Copy the listing below in full and skip every picture.

· · ·

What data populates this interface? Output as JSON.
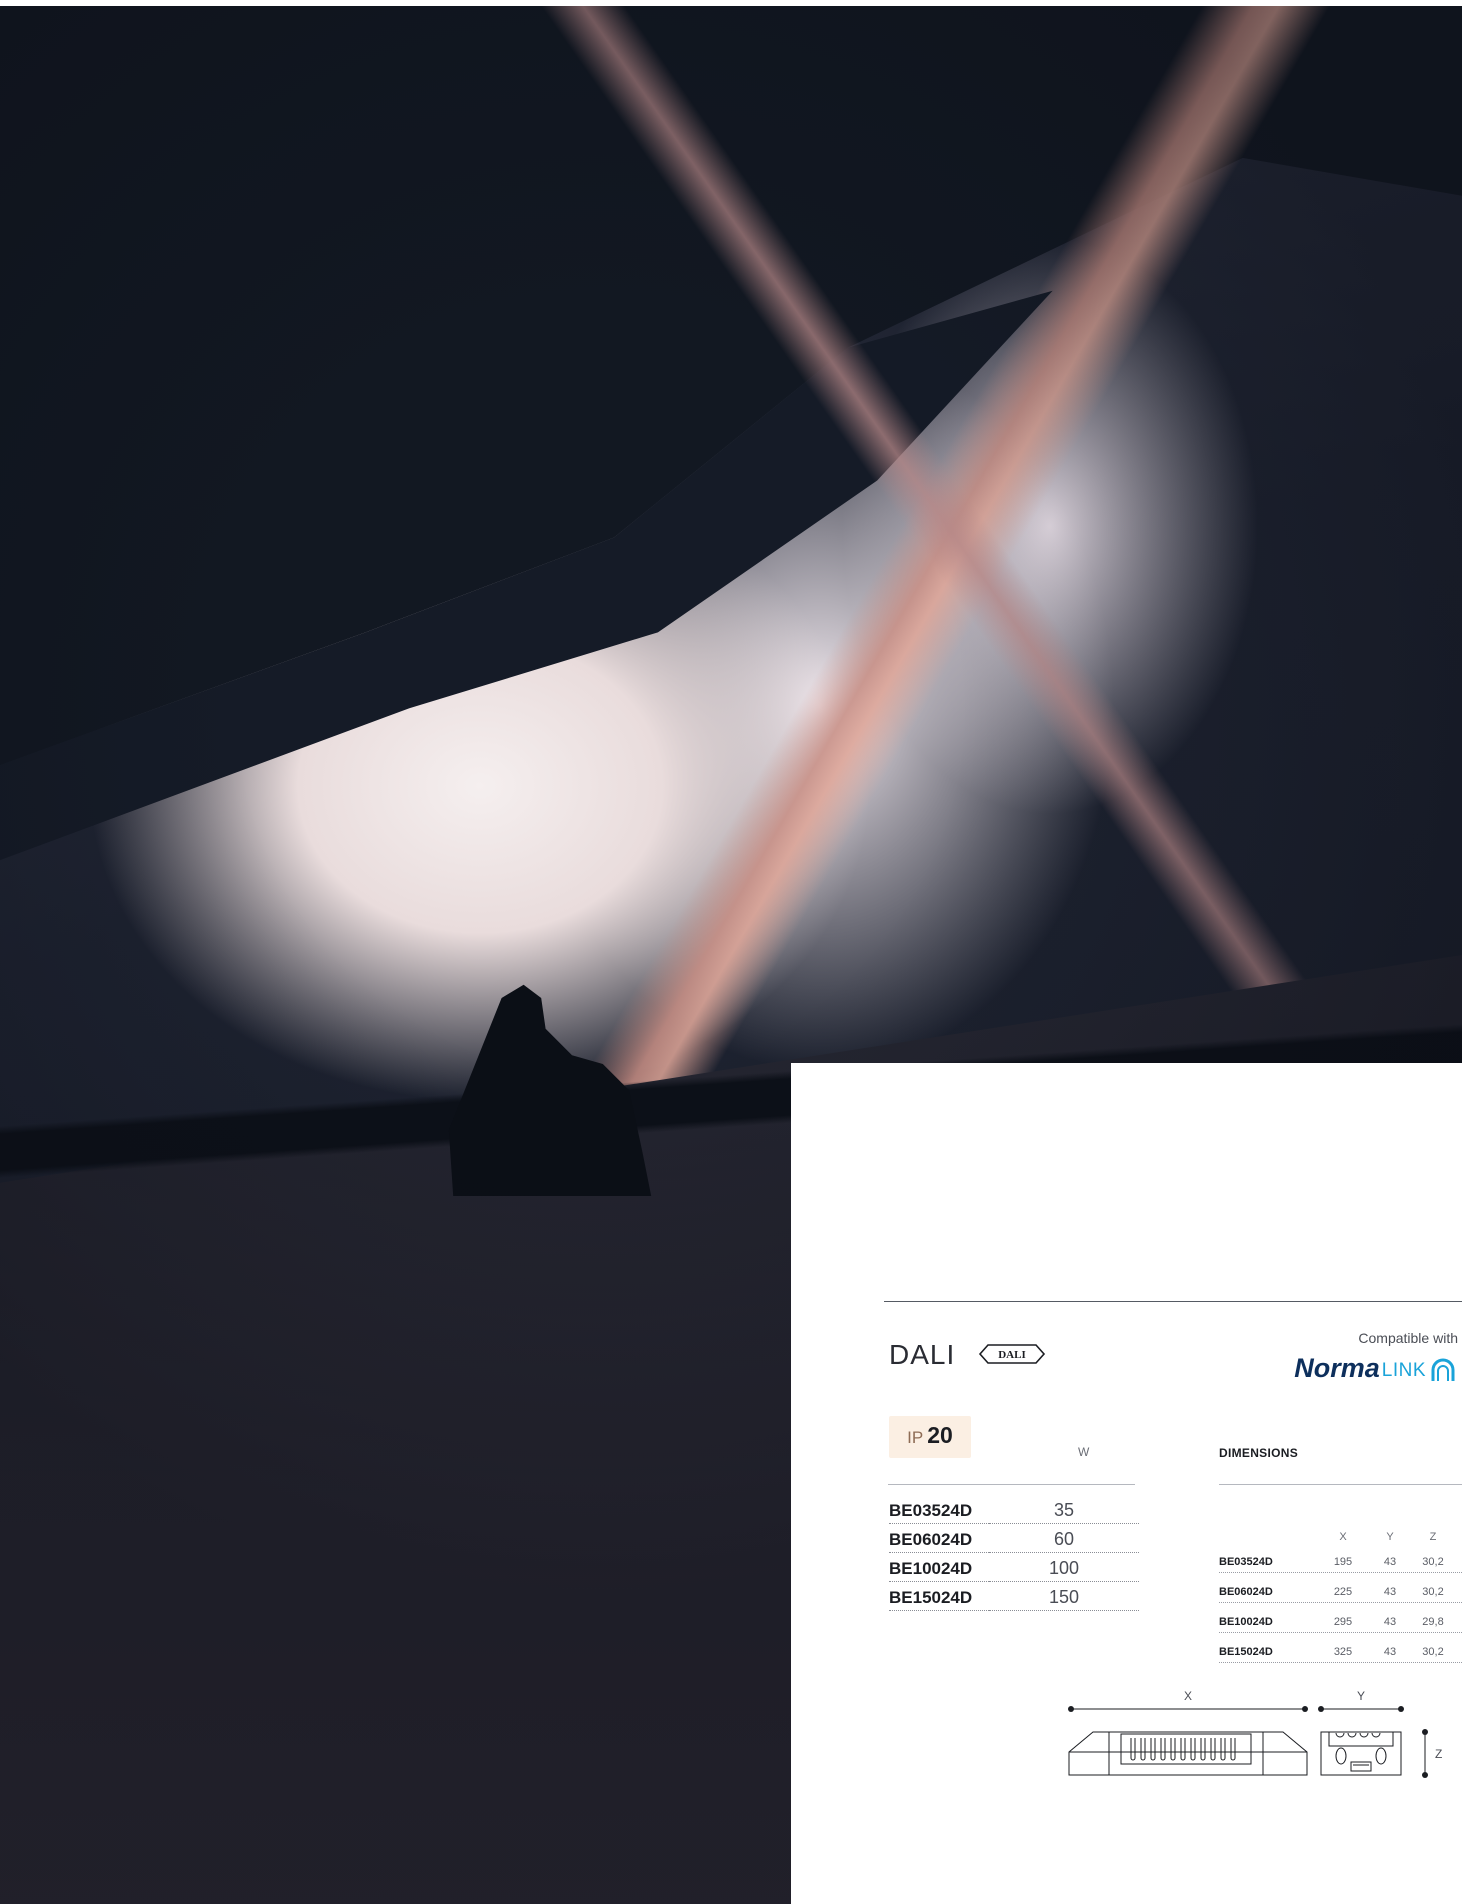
{
  "photo": {
    "alt": "Interior atrium with sweeping escalator ramps and a silhouetted person"
  },
  "product": {
    "protocol": "DALI",
    "protocol_logo_text": "DALI",
    "compatible_label": "Compatible with",
    "compat_brand": "Norma",
    "compat_brand_suffix": "LINK",
    "ip_label": "IP",
    "ip_value": "20",
    "power_header": "W",
    "dimensions_header": "DIMENSIONS",
    "power_rows": [
      {
        "code": "BE03524D",
        "watt": "35"
      },
      {
        "code": "BE06024D",
        "watt": "60"
      },
      {
        "code": "BE10024D",
        "watt": "100"
      },
      {
        "code": "BE15024D",
        "watt": "150"
      }
    ],
    "dim_columns": [
      "X",
      "Y",
      "Z"
    ],
    "dim_rows": [
      {
        "code": "BE03524D",
        "x": "195",
        "y": "43",
        "z": "30,2"
      },
      {
        "code": "BE06024D",
        "x": "225",
        "y": "43",
        "z": "30,2"
      },
      {
        "code": "BE10024D",
        "x": "295",
        "y": "43",
        "z": "29,8"
      },
      {
        "code": "BE15024D",
        "x": "325",
        "y": "43",
        "z": "30,2"
      }
    ],
    "drawing_labels": {
      "x": "X",
      "y": "Y",
      "z": "Z"
    }
  }
}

· · ·

**The response:**
What data populates this interface? Output as JSON.
{
  "photo": {
    "alt": "Interior atrium with sweeping escalator ramps and a silhouetted person"
  },
  "product": {
    "protocol": "DALI",
    "protocol_logo_text": "DALI",
    "compatible_label": "Compatible with",
    "compat_brand": "Norma",
    "compat_brand_suffix": "LINK",
    "ip_label": "IP",
    "ip_value": "20",
    "power_header": "W",
    "dimensions_header": "DIMENSIONS",
    "power_rows": [
      {
        "code": "BE03524D",
        "watt": "35"
      },
      {
        "code": "BE06024D",
        "watt": "60"
      },
      {
        "code": "BE10024D",
        "watt": "100"
      },
      {
        "code": "BE15024D",
        "watt": "150"
      }
    ],
    "dim_columns": [
      "X",
      "Y",
      "Z"
    ],
    "dim_rows": [
      {
        "code": "BE03524D",
        "x": "195",
        "y": "43",
        "z": "30,2"
      },
      {
        "code": "BE06024D",
        "x": "225",
        "y": "43",
        "z": "30,2"
      },
      {
        "code": "BE10024D",
        "x": "295",
        "y": "43",
        "z": "29,8"
      },
      {
        "code": "BE15024D",
        "x": "325",
        "y": "43",
        "z": "30,2"
      }
    ],
    "drawing_labels": {
      "x": "X",
      "y": "Y",
      "z": "Z"
    }
  }
}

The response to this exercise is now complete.